_WRITTEN REQUEST:_ Output the stretch from the line containing "List 12 of the" through the line containing "y-tick-label: 200: [47, 5, 91, 36]" as a two-column CSV with the columns "listing" and "answer". Each listing gets one row: its text goes in one quoted field and its answer in another, with line breaks turned into spaces and the pictures left out.

_Element-and-box listings:_

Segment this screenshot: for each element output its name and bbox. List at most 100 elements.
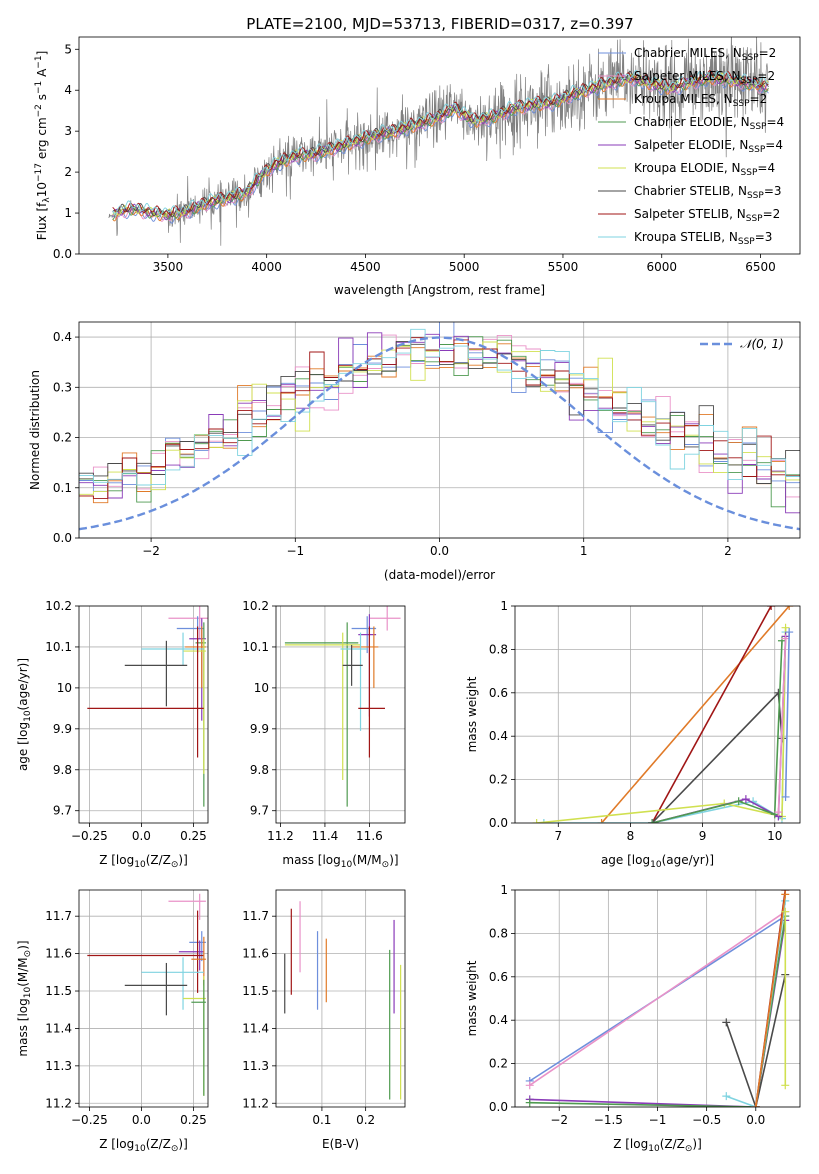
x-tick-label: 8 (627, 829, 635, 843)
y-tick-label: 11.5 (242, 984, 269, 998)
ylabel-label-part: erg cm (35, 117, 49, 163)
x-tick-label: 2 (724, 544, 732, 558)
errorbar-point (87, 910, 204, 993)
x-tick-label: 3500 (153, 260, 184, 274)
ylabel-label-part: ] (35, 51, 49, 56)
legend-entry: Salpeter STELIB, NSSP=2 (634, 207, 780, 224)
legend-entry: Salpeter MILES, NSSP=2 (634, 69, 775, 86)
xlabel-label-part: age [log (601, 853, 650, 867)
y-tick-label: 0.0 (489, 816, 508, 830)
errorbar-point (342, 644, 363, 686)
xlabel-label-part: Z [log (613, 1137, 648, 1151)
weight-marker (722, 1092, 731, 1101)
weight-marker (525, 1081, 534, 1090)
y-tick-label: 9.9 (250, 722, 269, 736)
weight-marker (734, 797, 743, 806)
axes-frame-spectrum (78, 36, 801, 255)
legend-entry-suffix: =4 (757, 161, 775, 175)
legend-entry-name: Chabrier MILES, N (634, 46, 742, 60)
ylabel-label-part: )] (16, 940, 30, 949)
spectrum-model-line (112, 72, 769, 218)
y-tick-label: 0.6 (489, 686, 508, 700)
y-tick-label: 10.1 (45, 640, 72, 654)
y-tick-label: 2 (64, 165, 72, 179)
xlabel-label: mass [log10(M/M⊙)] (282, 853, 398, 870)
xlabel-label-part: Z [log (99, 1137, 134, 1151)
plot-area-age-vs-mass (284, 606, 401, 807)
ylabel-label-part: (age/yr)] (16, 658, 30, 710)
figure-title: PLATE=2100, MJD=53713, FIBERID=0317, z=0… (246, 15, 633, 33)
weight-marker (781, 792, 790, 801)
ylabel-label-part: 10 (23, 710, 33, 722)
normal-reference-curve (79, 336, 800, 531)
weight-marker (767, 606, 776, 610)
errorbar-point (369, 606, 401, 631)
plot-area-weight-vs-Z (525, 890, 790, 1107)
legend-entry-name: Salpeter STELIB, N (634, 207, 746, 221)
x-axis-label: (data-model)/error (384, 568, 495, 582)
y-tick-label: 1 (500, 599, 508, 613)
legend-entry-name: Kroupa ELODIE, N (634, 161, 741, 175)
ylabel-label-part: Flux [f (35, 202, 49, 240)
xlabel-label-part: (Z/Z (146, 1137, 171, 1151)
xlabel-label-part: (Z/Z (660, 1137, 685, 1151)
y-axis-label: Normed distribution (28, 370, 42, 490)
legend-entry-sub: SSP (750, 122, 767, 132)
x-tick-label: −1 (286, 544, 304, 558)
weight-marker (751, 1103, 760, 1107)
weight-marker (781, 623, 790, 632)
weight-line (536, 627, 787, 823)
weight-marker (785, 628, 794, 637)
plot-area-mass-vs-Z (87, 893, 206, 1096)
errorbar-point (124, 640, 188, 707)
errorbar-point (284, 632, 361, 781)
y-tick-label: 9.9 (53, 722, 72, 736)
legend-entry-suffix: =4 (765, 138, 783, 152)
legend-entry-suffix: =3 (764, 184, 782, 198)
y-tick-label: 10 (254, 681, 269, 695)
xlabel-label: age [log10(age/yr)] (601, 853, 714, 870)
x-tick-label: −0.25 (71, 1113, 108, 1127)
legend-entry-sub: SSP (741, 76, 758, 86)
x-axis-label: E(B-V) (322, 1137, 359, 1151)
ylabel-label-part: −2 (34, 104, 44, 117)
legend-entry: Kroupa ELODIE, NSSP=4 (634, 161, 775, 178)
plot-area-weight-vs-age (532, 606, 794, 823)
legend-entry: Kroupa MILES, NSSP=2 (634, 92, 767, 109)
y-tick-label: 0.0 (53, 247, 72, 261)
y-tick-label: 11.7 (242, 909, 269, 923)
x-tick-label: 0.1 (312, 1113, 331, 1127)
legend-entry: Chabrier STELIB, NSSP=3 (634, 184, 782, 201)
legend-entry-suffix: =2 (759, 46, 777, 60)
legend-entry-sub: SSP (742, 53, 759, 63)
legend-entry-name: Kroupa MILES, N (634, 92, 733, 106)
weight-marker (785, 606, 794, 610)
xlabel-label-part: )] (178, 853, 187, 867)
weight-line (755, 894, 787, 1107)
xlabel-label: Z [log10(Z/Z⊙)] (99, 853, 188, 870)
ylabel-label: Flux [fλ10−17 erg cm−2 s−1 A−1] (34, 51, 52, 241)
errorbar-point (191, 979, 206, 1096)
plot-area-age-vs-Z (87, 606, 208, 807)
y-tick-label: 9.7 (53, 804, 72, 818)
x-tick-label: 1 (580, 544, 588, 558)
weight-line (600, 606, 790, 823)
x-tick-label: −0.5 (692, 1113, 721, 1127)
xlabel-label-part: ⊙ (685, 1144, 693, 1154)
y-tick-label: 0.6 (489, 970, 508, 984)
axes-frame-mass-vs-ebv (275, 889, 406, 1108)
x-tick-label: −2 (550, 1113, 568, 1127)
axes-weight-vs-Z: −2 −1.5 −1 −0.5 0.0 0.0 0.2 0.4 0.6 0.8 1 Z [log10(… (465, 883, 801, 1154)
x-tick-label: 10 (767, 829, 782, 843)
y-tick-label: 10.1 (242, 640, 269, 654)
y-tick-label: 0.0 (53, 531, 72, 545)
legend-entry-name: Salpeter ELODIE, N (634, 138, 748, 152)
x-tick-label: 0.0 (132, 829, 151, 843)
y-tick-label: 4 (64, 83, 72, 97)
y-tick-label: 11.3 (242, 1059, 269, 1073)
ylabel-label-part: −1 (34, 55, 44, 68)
==
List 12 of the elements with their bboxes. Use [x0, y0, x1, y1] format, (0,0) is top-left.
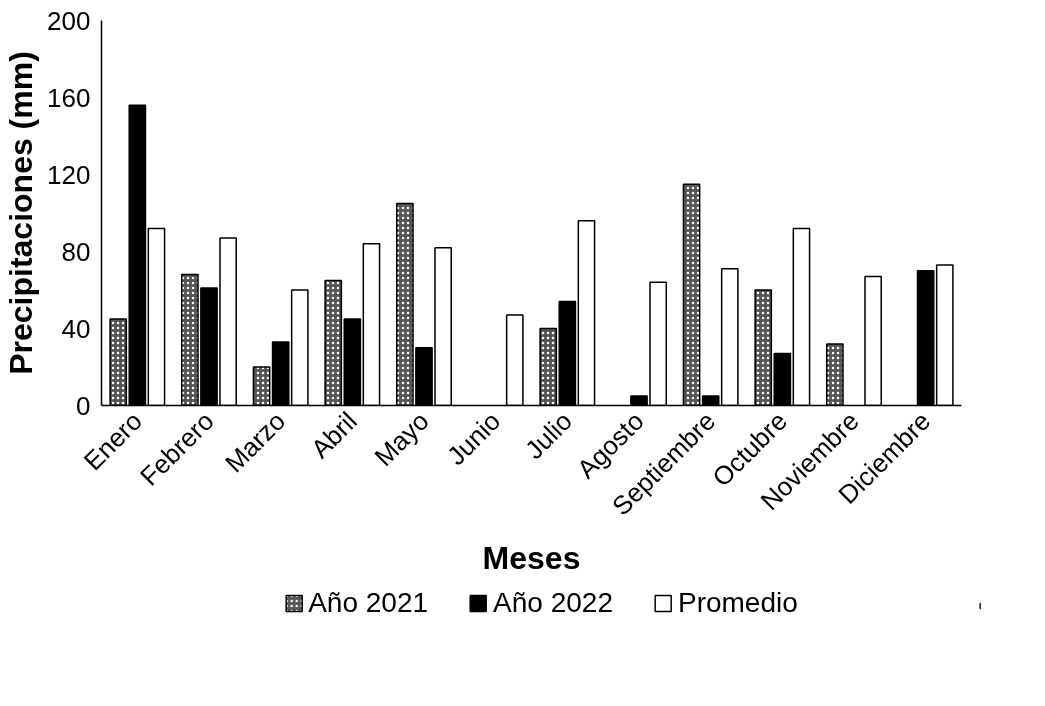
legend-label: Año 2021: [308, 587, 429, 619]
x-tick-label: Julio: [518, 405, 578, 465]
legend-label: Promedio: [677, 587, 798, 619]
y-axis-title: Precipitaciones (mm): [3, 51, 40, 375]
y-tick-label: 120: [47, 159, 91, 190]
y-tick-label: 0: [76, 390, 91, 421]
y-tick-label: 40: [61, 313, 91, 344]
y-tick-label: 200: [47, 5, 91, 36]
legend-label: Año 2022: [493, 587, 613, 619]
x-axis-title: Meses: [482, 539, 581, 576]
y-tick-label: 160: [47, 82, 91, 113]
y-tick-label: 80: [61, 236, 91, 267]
...
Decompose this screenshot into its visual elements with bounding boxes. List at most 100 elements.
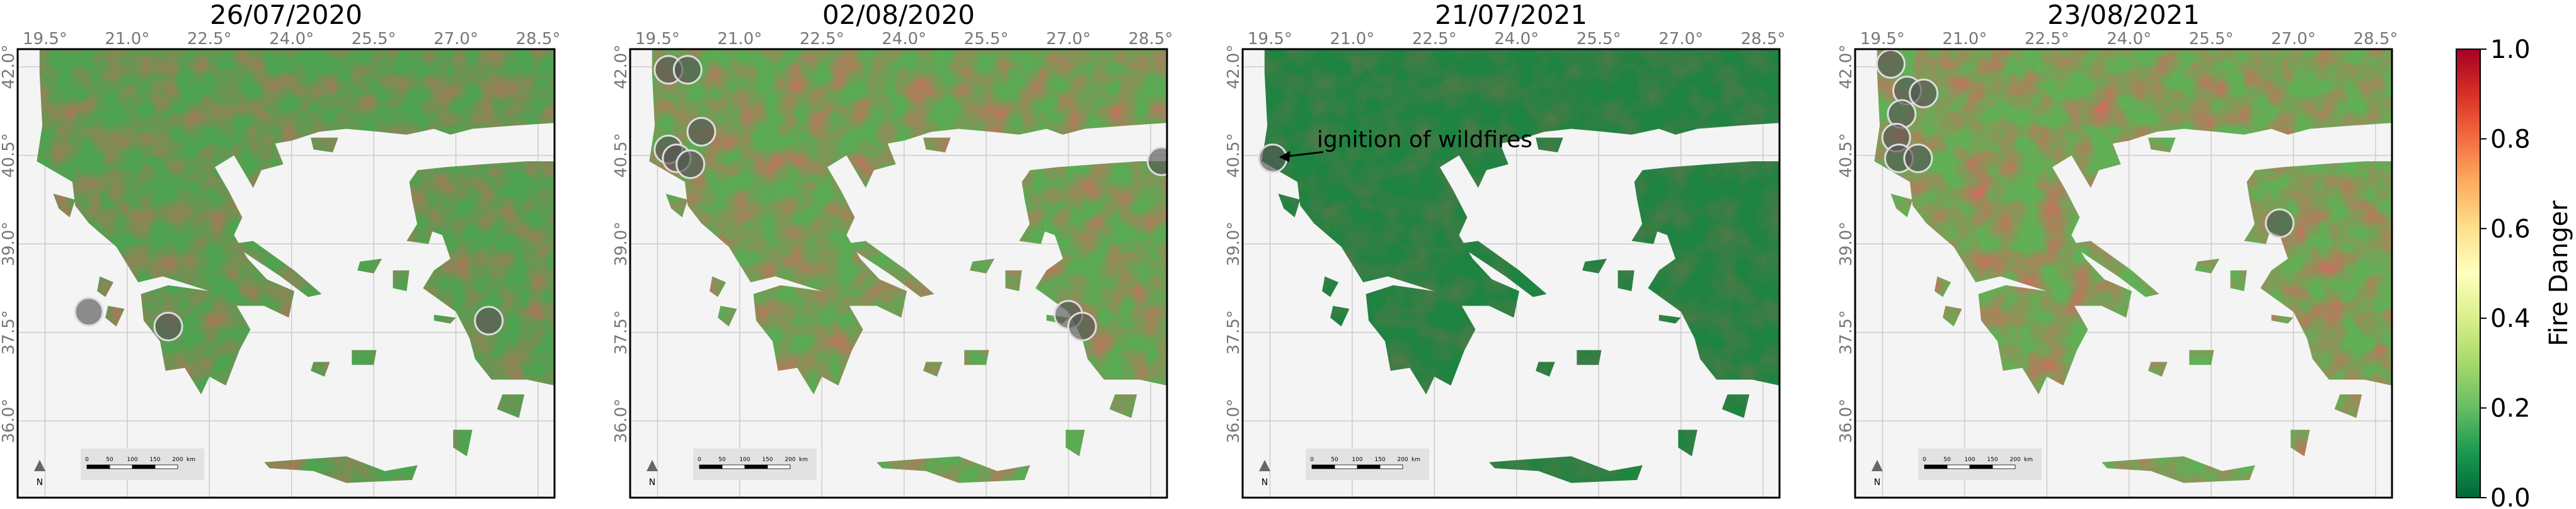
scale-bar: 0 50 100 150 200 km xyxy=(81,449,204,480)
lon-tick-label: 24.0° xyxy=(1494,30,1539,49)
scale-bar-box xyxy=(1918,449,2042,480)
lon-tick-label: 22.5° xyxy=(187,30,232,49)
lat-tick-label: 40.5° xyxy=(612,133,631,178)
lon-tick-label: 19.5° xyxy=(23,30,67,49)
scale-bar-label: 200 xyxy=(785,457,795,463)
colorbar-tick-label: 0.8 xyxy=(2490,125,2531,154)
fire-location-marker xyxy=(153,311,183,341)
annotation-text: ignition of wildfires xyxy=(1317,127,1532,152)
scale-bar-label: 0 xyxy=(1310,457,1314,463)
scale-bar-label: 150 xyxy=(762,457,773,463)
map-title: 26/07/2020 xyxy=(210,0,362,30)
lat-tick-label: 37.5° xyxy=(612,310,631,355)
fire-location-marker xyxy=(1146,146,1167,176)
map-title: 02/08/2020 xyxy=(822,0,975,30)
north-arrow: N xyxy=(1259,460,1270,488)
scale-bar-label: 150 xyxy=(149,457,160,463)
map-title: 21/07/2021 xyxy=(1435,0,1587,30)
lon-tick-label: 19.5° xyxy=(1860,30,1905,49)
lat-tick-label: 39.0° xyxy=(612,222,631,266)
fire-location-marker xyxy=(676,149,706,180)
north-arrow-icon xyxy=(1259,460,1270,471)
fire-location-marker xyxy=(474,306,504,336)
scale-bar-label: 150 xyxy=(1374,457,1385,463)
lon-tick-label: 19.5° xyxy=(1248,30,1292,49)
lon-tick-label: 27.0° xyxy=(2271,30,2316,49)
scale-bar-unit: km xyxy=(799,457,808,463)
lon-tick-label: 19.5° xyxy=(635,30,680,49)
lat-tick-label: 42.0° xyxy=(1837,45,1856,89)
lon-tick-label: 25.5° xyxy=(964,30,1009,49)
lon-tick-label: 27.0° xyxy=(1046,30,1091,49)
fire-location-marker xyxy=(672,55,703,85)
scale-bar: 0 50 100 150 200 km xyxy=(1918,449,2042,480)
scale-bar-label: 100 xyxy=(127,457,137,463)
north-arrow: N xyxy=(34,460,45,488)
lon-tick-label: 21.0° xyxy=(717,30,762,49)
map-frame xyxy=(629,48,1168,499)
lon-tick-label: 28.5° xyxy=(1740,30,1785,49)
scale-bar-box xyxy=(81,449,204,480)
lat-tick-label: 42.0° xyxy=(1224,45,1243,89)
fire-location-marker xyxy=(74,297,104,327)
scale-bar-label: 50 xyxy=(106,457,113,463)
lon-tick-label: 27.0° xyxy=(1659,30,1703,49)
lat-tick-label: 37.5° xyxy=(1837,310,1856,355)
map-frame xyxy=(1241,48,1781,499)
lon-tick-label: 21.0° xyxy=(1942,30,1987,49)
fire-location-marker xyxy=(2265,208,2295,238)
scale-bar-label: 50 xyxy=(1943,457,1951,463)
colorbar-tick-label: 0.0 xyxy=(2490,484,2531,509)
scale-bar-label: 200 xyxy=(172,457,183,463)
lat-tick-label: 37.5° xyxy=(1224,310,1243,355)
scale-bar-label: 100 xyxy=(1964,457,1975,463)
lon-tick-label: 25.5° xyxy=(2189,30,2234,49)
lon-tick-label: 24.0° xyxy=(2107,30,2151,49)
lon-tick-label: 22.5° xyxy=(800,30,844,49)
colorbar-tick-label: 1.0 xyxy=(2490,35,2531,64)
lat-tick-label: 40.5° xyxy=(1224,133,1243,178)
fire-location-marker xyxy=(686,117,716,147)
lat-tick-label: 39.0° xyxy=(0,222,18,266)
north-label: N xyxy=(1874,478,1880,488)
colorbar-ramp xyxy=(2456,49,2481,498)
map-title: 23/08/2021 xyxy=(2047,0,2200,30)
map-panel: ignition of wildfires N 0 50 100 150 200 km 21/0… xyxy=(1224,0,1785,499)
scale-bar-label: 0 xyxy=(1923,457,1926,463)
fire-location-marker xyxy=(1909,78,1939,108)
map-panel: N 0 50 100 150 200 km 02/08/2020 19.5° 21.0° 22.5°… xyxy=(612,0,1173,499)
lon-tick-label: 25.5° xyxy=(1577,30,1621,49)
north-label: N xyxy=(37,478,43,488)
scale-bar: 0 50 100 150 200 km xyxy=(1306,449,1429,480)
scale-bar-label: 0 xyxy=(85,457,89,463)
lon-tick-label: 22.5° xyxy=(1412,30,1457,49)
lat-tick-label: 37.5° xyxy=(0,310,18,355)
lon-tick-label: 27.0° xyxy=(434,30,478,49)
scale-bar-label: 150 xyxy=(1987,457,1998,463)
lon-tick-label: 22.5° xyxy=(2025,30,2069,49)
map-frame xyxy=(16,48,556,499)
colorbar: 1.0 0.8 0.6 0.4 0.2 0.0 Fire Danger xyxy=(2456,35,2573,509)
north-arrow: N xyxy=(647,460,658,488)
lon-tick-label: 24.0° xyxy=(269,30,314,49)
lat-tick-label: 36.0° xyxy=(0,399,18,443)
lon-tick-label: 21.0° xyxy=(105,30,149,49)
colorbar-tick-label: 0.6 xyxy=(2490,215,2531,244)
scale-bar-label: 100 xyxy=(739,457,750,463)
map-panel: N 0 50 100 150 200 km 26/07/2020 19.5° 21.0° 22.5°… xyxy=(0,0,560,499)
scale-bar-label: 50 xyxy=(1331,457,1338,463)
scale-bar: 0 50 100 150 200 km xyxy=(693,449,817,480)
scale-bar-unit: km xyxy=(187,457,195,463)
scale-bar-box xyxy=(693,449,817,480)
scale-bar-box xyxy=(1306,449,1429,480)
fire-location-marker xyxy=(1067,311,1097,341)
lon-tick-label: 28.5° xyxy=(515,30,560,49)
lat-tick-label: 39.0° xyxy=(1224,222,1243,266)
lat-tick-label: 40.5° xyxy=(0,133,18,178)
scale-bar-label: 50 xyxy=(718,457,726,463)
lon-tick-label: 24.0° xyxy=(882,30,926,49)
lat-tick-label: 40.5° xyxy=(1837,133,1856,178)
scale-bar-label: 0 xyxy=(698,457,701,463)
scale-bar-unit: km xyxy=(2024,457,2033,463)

_TASK OUTPUT:_
listing,answer
"List 12 of the elements with their bboxes. Use [x0, y0, x1, y1] format, (0,0) is top-left.","legend-label: Año 2021: [308, 587, 429, 619] x-tick-label: Julio: [518, 405, 578, 465] legend-label: Promedio: [677, 587, 798, 619] y-axis-title: Precipitaciones (mm): [3, 51, 40, 375] y-tick-label: 120: [47, 159, 91, 190] y-tick-label: 0: [76, 390, 91, 421] y-tick-label: 40: [61, 313, 91, 344] y-tick-label: 200: [47, 5, 91, 36]"